**The exercise**:
Without the images, print all the entries below exactly as given.

**Input**:
>>>>>
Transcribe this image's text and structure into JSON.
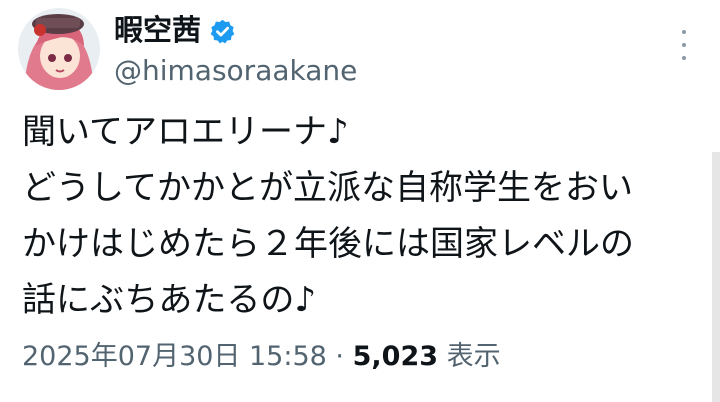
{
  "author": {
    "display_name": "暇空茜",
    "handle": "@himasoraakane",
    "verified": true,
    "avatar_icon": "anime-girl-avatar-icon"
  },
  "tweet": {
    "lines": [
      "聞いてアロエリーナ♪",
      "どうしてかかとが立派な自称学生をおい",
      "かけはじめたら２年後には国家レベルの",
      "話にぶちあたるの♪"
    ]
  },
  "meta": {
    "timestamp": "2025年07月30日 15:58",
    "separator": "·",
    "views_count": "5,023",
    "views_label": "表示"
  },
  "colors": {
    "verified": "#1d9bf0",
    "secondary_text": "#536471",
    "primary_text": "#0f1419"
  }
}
<<<<<
**Task response**:
Transcribe this image's text and structure into JSON.
{
  "author": {
    "display_name": "暇空茜",
    "handle": "@himasoraakane",
    "verified": true,
    "avatar_icon": "anime-girl-avatar-icon"
  },
  "tweet": {
    "lines": [
      "聞いてアロエリーナ♪",
      "どうしてかかとが立派な自称学生をおい",
      "かけはじめたら２年後には国家レベルの",
      "話にぶちあたるの♪"
    ]
  },
  "meta": {
    "timestamp": "2025年07月30日 15:58",
    "separator": "·",
    "views_count": "5,023",
    "views_label": "表示"
  },
  "colors": {
    "verified": "#1d9bf0",
    "secondary_text": "#536471",
    "primary_text": "#0f1419"
  }
}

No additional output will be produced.